- **What you will do**
Take every line that has the string "Ryandana" and copy it out.

### Supplied information

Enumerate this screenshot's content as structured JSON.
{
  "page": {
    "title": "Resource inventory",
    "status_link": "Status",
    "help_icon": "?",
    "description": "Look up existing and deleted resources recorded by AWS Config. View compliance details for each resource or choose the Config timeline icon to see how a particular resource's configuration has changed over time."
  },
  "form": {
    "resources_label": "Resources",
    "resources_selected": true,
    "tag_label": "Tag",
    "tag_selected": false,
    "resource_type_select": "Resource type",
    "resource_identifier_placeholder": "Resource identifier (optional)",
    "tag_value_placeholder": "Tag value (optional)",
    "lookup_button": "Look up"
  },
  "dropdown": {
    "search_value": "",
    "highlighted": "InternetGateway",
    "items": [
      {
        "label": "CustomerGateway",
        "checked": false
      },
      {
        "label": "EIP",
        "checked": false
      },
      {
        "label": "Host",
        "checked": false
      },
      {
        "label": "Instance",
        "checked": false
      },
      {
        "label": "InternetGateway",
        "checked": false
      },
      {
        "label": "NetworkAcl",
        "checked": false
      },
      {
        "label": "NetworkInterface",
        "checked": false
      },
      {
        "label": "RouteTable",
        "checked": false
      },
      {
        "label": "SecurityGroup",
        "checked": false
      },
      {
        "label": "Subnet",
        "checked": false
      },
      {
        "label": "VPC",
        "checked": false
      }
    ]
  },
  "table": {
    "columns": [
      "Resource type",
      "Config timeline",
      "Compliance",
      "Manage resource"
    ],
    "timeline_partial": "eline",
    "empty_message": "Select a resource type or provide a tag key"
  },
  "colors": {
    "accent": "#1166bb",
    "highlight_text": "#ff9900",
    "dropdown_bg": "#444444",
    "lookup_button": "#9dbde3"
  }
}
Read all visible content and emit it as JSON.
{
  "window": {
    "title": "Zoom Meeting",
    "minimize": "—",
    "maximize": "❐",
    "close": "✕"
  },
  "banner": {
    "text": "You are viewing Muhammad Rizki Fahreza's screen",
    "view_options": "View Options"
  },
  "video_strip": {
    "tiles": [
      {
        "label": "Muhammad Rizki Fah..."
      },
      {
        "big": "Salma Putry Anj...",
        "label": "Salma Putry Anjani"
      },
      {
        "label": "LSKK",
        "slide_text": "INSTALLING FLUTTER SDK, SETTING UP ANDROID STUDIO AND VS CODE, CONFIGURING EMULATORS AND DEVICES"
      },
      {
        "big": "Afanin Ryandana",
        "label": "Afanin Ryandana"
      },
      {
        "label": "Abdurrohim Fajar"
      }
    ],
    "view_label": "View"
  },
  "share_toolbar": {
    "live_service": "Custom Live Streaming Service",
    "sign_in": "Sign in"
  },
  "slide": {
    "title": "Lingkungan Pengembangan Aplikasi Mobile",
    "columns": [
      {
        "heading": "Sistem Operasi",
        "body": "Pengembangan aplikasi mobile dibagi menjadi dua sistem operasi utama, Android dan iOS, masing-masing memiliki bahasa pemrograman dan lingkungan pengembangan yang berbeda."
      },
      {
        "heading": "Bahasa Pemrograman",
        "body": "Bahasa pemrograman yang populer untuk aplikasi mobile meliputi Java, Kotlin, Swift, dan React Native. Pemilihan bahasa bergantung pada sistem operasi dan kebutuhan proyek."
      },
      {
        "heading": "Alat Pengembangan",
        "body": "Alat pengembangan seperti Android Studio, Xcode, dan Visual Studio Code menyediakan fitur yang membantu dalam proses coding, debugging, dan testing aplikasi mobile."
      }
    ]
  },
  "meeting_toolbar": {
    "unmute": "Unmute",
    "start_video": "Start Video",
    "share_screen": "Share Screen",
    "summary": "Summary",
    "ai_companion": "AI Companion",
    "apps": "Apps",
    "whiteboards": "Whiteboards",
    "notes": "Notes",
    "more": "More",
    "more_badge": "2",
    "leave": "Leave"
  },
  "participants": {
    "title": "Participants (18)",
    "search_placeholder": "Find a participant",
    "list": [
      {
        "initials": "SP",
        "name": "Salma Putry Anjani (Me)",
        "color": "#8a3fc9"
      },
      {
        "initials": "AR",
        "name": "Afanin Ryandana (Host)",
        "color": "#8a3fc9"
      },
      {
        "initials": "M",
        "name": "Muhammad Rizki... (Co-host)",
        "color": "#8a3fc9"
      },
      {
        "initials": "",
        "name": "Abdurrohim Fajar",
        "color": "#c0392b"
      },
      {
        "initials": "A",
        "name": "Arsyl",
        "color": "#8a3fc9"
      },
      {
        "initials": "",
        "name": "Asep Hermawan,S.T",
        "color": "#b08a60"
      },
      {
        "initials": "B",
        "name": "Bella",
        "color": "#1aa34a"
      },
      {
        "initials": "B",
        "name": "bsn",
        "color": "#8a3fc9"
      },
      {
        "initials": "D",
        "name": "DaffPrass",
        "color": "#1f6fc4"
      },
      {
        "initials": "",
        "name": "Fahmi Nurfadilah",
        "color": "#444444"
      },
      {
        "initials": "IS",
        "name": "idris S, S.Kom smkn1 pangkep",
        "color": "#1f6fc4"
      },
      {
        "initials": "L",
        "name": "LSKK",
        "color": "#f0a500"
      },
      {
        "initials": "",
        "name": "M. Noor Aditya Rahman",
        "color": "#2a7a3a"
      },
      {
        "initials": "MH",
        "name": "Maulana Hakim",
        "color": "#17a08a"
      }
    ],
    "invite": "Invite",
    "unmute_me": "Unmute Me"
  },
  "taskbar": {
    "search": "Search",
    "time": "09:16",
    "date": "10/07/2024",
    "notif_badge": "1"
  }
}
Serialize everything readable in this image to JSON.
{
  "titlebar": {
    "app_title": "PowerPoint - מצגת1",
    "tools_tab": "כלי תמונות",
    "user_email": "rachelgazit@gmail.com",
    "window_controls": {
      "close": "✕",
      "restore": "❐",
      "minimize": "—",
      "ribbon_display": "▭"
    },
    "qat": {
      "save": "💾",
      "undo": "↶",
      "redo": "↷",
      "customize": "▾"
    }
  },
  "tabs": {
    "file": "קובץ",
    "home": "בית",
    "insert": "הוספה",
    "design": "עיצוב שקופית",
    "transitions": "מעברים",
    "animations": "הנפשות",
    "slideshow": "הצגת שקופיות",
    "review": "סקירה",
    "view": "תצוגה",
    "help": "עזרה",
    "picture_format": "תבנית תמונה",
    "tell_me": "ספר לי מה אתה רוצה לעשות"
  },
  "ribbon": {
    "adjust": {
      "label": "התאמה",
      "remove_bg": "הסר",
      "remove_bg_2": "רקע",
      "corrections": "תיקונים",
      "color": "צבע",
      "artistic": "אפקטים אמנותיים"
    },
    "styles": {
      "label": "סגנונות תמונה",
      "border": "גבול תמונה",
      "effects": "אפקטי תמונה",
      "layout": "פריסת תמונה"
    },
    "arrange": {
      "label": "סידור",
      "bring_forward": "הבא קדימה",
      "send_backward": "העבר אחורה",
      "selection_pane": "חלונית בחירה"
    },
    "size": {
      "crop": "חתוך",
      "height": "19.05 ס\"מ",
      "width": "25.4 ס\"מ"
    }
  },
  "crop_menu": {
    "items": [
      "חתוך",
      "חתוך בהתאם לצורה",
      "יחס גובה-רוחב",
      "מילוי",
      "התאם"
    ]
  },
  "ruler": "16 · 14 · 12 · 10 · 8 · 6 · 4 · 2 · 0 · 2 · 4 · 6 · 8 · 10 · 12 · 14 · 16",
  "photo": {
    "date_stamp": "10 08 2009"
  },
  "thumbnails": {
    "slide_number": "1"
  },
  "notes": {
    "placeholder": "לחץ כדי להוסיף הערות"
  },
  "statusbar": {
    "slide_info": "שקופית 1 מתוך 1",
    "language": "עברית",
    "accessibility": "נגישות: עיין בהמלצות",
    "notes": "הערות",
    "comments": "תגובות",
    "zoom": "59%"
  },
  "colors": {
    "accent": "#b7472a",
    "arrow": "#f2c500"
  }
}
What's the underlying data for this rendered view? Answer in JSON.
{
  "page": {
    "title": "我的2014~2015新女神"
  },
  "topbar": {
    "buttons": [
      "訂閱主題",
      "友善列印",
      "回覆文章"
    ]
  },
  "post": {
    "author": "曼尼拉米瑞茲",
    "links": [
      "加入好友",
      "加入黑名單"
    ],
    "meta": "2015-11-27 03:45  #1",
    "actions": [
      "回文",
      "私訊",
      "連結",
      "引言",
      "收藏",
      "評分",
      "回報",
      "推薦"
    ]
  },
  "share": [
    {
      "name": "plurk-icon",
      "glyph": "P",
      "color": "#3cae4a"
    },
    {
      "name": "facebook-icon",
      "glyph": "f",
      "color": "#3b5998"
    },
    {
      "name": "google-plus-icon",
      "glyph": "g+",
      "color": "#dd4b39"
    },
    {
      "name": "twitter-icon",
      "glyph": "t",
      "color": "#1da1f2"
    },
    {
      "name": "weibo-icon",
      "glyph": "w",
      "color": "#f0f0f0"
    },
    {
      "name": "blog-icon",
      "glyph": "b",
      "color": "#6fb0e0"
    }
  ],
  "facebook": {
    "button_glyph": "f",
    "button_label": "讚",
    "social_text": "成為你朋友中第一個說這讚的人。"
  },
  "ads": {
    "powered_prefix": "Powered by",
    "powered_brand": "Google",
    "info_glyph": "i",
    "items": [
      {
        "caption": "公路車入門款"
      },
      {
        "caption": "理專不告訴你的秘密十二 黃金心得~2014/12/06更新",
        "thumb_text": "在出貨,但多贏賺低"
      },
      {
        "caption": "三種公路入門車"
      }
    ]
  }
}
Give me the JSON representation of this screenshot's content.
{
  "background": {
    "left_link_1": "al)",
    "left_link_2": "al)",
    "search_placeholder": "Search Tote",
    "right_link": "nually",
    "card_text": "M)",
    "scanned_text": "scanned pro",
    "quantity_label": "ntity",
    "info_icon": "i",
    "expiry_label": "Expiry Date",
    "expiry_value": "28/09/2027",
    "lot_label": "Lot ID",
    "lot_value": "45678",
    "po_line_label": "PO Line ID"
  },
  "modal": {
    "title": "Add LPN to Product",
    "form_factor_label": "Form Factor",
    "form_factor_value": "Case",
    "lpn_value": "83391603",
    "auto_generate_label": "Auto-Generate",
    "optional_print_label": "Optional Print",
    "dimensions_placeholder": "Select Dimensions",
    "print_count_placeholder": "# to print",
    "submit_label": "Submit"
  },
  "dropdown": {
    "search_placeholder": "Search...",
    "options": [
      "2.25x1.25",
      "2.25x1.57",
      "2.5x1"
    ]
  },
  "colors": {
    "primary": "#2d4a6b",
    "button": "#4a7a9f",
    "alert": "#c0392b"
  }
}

######

- **Solution for this exercise**
        "big": "Afanin Ryandana",
        "label": "Afanin Ryandana"
        "name": "Afanin Ryandana (Host)",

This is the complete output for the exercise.